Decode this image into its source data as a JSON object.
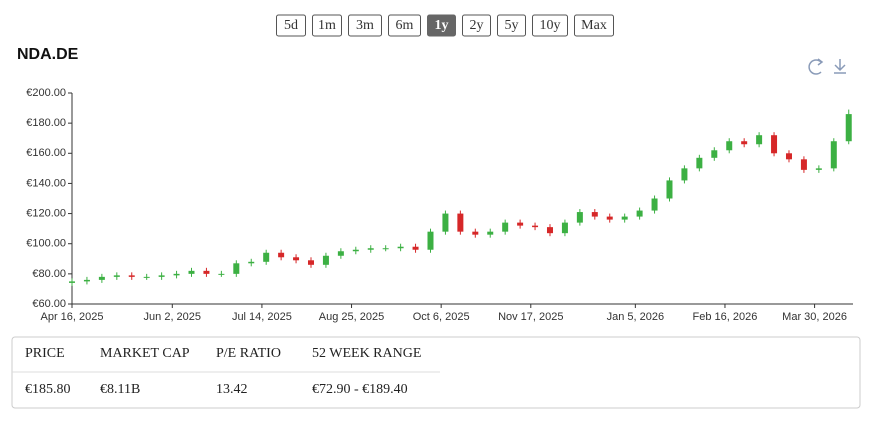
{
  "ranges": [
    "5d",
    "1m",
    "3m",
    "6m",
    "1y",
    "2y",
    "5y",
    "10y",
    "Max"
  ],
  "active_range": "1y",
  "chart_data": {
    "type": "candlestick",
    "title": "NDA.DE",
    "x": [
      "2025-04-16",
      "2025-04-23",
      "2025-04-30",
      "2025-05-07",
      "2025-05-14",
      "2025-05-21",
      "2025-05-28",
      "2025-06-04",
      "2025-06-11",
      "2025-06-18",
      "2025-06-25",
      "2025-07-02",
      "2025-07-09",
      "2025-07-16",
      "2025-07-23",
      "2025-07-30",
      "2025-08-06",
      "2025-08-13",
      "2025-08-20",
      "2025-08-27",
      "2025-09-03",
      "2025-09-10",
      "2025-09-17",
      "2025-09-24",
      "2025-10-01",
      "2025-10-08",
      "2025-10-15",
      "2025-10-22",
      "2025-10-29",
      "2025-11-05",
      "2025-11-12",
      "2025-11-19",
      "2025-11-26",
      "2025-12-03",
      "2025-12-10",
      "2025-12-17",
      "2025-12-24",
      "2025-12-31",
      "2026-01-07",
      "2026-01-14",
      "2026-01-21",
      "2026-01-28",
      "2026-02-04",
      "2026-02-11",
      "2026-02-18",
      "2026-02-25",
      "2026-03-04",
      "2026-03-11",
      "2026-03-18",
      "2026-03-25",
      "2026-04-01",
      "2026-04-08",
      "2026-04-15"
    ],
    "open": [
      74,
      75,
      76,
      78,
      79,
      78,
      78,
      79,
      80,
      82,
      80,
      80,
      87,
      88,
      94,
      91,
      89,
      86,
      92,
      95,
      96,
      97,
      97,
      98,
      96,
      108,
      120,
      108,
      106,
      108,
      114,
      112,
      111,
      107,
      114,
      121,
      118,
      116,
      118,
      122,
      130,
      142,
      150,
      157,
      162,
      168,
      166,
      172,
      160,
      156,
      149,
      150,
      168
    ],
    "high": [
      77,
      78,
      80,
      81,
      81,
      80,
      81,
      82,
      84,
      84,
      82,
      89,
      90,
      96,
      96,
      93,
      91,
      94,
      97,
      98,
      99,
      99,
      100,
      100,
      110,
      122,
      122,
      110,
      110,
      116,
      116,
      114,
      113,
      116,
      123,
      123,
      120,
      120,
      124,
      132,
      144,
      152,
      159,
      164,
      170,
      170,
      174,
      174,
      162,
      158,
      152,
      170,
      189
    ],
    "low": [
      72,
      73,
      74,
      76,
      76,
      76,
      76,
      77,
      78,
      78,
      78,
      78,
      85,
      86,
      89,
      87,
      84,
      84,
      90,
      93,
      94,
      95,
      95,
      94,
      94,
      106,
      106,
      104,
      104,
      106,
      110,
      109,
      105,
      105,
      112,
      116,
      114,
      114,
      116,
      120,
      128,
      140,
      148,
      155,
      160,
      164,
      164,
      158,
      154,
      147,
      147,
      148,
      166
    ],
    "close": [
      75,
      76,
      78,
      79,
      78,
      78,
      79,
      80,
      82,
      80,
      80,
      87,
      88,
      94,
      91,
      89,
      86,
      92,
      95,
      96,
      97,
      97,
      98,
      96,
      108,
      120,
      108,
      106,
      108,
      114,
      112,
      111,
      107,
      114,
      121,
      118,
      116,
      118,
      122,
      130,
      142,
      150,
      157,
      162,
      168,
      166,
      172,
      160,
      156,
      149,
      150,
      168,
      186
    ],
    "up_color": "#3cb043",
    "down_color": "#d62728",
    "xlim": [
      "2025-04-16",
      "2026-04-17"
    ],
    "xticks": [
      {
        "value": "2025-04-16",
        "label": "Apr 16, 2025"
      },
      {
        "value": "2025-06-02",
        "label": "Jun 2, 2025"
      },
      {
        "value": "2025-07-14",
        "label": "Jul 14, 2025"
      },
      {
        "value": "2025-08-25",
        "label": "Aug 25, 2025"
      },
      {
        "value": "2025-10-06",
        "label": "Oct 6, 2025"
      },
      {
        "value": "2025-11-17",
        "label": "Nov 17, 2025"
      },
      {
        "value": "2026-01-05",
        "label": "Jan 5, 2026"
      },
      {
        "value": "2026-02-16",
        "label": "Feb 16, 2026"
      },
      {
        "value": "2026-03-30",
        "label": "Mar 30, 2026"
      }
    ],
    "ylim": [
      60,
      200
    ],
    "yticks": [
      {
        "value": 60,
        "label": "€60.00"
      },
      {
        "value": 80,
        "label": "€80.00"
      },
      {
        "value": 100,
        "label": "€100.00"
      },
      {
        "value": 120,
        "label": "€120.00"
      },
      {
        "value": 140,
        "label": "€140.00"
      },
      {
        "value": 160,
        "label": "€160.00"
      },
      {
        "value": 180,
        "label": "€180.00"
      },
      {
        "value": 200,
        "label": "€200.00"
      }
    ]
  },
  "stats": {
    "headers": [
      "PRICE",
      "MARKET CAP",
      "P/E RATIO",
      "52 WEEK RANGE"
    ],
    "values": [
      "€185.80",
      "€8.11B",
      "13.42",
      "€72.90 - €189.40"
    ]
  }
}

————

Without the pictures, copy the material exactly as given.

Decode this image into its source data as a JSON object.
{
  "ranges": [
    "5d",
    "1m",
    "3m",
    "6m",
    "1y",
    "2y",
    "5y",
    "10y",
    "Max"
  ],
  "active_range": "1y",
  "chart_data": {
    "type": "candlestick",
    "title": "NDA.DE",
    "x": [
      "2025-04-16",
      "2025-04-23",
      "2025-04-30",
      "2025-05-07",
      "2025-05-14",
      "2025-05-21",
      "2025-05-28",
      "2025-06-04",
      "2025-06-11",
      "2025-06-18",
      "2025-06-25",
      "2025-07-02",
      "2025-07-09",
      "2025-07-16",
      "2025-07-23",
      "2025-07-30",
      "2025-08-06",
      "2025-08-13",
      "2025-08-20",
      "2025-08-27",
      "2025-09-03",
      "2025-09-10",
      "2025-09-17",
      "2025-09-24",
      "2025-10-01",
      "2025-10-08",
      "2025-10-15",
      "2025-10-22",
      "2025-10-29",
      "2025-11-05",
      "2025-11-12",
      "2025-11-19",
      "2025-11-26",
      "2025-12-03",
      "2025-12-10",
      "2025-12-17",
      "2025-12-24",
      "2025-12-31",
      "2026-01-07",
      "2026-01-14",
      "2026-01-21",
      "2026-01-28",
      "2026-02-04",
      "2026-02-11",
      "2026-02-18",
      "2026-02-25",
      "2026-03-04",
      "2026-03-11",
      "2026-03-18",
      "2026-03-25",
      "2026-04-01",
      "2026-04-08",
      "2026-04-15"
    ],
    "open": [
      74,
      75,
      76,
      78,
      79,
      78,
      78,
      79,
      80,
      82,
      80,
      80,
      87,
      88,
      94,
      91,
      89,
      86,
      92,
      95,
      96,
      97,
      97,
      98,
      96,
      108,
      120,
      108,
      106,
      108,
      114,
      112,
      111,
      107,
      114,
      121,
      118,
      116,
      118,
      122,
      130,
      142,
      150,
      157,
      162,
      168,
      166,
      172,
      160,
      156,
      149,
      150,
      168
    ],
    "high": [
      77,
      78,
      80,
      81,
      81,
      80,
      81,
      82,
      84,
      84,
      82,
      89,
      90,
      96,
      96,
      93,
      91,
      94,
      97,
      98,
      99,
      99,
      100,
      100,
      110,
      122,
      122,
      110,
      110,
      116,
      116,
      114,
      113,
      116,
      123,
      123,
      120,
      120,
      124,
      132,
      144,
      152,
      159,
      164,
      170,
      170,
      174,
      174,
      162,
      158,
      152,
      170,
      189
    ],
    "low": [
      72,
      73,
      74,
      76,
      76,
      76,
      76,
      77,
      78,
      78,
      78,
      78,
      85,
      86,
      89,
      87,
      84,
      84,
      90,
      93,
      94,
      95,
      95,
      94,
      94,
      106,
      106,
      104,
      104,
      106,
      110,
      109,
      105,
      105,
      112,
      116,
      114,
      114,
      116,
      120,
      128,
      140,
      148,
      155,
      160,
      164,
      164,
      158,
      154,
      147,
      147,
      148,
      166
    ],
    "close": [
      75,
      76,
      78,
      79,
      78,
      78,
      79,
      80,
      82,
      80,
      80,
      87,
      88,
      94,
      91,
      89,
      86,
      92,
      95,
      96,
      97,
      97,
      98,
      96,
      108,
      120,
      108,
      106,
      108,
      114,
      112,
      111,
      107,
      114,
      121,
      118,
      116,
      118,
      122,
      130,
      142,
      150,
      157,
      162,
      168,
      166,
      172,
      160,
      156,
      149,
      150,
      168,
      186
    ],
    "up_color": "#3cb043",
    "down_color": "#d62728",
    "xlim": [
      "2025-04-16",
      "2026-04-17"
    ],
    "xticks": [
      {
        "value": "2025-04-16",
        "label": "Apr 16, 2025"
      },
      {
        "value": "2025-06-02",
        "label": "Jun 2, 2025"
      },
      {
        "value": "2025-07-14",
        "label": "Jul 14, 2025"
      },
      {
        "value": "2025-08-25",
        "label": "Aug 25, 2025"
      },
      {
        "value": "2025-10-06",
        "label": "Oct 6, 2025"
      },
      {
        "value": "2025-11-17",
        "label": "Nov 17, 2025"
      },
      {
        "value": "2026-01-05",
        "label": "Jan 5, 2026"
      },
      {
        "value": "2026-02-16",
        "label": "Feb 16, 2026"
      },
      {
        "value": "2026-03-30",
        "label": "Mar 30, 2026"
      }
    ],
    "ylim": [
      60,
      200
    ],
    "yticks": [
      {
        "value": 60,
        "label": "€60.00"
      },
      {
        "value": 80,
        "label": "€80.00"
      },
      {
        "value": 100,
        "label": "€100.00"
      },
      {
        "value": 120,
        "label": "€120.00"
      },
      {
        "value": 140,
        "label": "€140.00"
      },
      {
        "value": 160,
        "label": "€160.00"
      },
      {
        "value": 180,
        "label": "€180.00"
      },
      {
        "value": 200,
        "label": "€200.00"
      }
    ]
  },
  "stats": {
    "headers": [
      "PRICE",
      "MARKET CAP",
      "P/E RATIO",
      "52 WEEK RANGE"
    ],
    "values": [
      "€185.80",
      "€8.11B",
      "13.42",
      "€72.90 - €189.40"
    ]
  }
}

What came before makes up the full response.